• Stated goal:
Copy the lines below as they are; omit the images they contain.

>> start

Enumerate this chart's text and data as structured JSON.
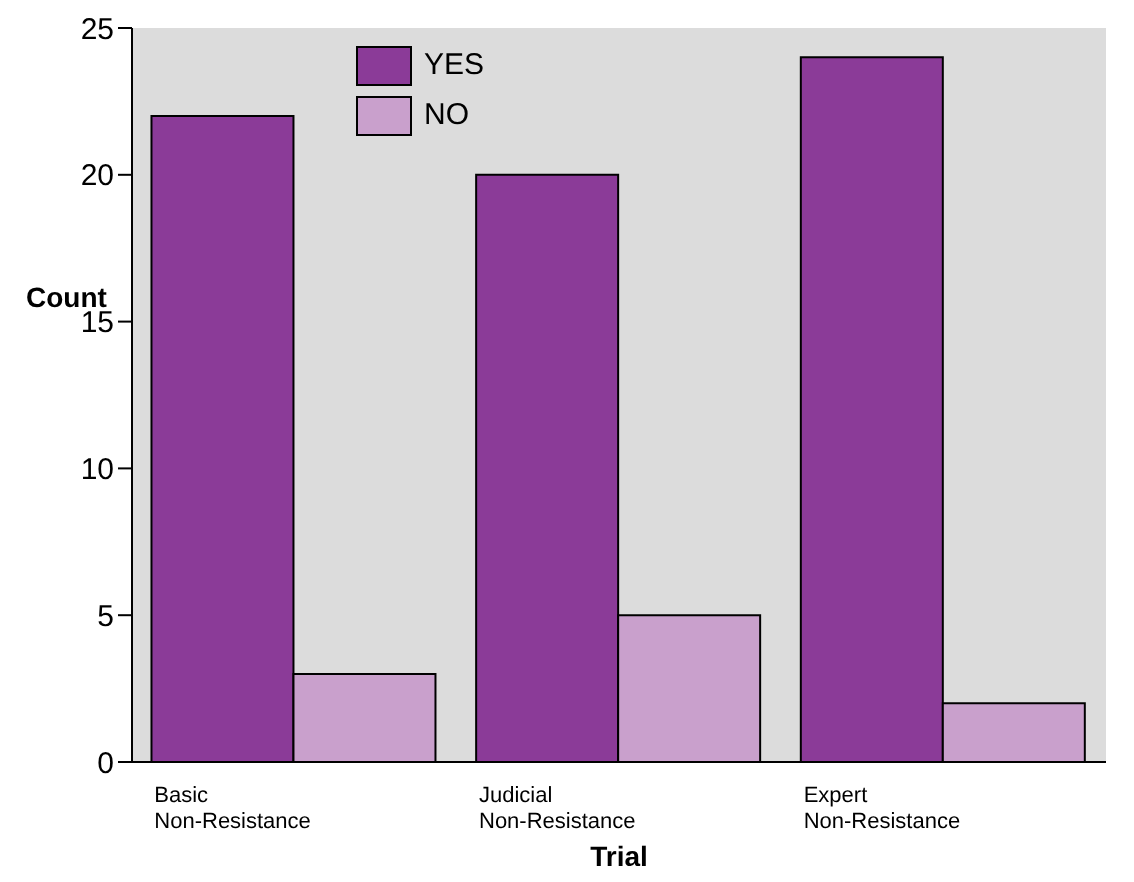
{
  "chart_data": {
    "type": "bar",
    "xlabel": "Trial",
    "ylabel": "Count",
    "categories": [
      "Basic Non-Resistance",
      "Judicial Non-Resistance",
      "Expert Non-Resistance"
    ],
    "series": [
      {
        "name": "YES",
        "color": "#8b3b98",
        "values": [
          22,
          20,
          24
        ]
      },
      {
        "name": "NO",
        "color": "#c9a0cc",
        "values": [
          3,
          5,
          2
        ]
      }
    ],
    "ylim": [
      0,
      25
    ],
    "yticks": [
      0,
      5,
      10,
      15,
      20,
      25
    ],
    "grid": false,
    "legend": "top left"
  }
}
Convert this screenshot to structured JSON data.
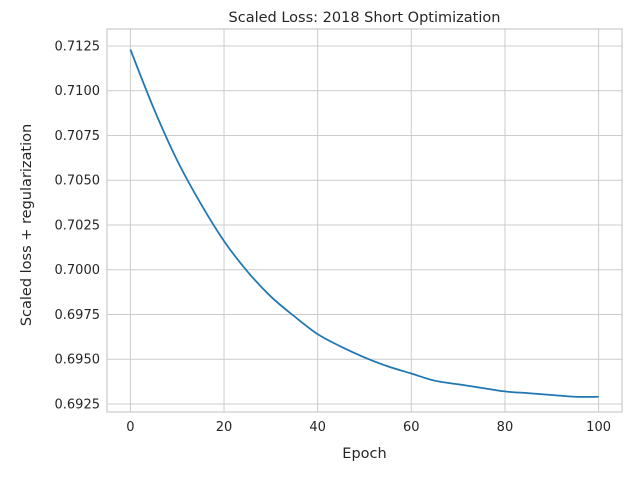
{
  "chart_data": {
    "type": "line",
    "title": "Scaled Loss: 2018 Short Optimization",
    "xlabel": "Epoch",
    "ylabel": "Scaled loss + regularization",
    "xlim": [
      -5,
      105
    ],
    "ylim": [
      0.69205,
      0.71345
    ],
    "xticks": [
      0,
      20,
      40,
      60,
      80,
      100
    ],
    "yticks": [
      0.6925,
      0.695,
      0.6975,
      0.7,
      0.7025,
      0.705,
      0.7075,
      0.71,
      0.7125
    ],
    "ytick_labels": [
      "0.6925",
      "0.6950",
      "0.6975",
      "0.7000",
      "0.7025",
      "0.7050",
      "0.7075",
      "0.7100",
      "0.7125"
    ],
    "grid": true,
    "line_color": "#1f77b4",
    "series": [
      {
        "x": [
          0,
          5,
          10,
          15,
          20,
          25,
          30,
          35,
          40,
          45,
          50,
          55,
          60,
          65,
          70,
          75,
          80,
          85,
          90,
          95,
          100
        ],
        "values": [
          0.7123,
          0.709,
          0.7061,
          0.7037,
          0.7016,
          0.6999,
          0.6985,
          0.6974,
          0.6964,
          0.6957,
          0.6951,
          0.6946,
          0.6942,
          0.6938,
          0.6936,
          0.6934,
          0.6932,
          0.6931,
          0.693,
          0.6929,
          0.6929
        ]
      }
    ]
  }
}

>> end

• Solution to the exercise:
Enumerate this chart's text and data as structured JSON.
{
  "chart_data": {
    "type": "bar",
    "xlabel": "Trial",
    "ylabel": "Count",
    "categories": [
      "Basic Non-Resistance",
      "Judicial Non-Resistance",
      "Expert Non-Resistance"
    ],
    "series": [
      {
        "name": "YES",
        "color": "#8b3b98",
        "values": [
          22,
          20,
          24
        ]
      },
      {
        "name": "NO",
        "color": "#c9a0cc",
        "values": [
          3,
          5,
          2
        ]
      }
    ],
    "ylim": [
      0,
      25
    ],
    "yticks": [
      0,
      5,
      10,
      15,
      20,
      25
    ],
    "grid": false,
    "legend": "top left"
  }
}
Convert this screenshot to structured JSON data.
{
  "chart_data": {
    "type": "line",
    "title": "Scaled Loss: 2018 Short Optimization",
    "xlabel": "Epoch",
    "ylabel": "Scaled loss + regularization",
    "xlim": [
      -5,
      105
    ],
    "ylim": [
      0.69205,
      0.71345
    ],
    "xticks": [
      0,
      20,
      40,
      60,
      80,
      100
    ],
    "yticks": [
      0.6925,
      0.695,
      0.6975,
      0.7,
      0.7025,
      0.705,
      0.7075,
      0.71,
      0.7125
    ],
    "ytick_labels": [
      "0.6925",
      "0.6950",
      "0.6975",
      "0.7000",
      "0.7025",
      "0.7050",
      "0.7075",
      "0.7100",
      "0.7125"
    ],
    "grid": true,
    "line_color": "#1f77b4",
    "series": [
      {
        "x": [
          0,
          5,
          10,
          15,
          20,
          25,
          30,
          35,
          40,
          45,
          50,
          55,
          60,
          65,
          70,
          75,
          80,
          85,
          90,
          95,
          100
        ],
        "values": [
          0.7123,
          0.709,
          0.7061,
          0.7037,
          0.7016,
          0.6999,
          0.6985,
          0.6974,
          0.6964,
          0.6957,
          0.6951,
          0.6946,
          0.6942,
          0.6938,
          0.6936,
          0.6934,
          0.6932,
          0.6931,
          0.693,
          0.6929,
          0.6929
        ]
      }
    ]
  }
}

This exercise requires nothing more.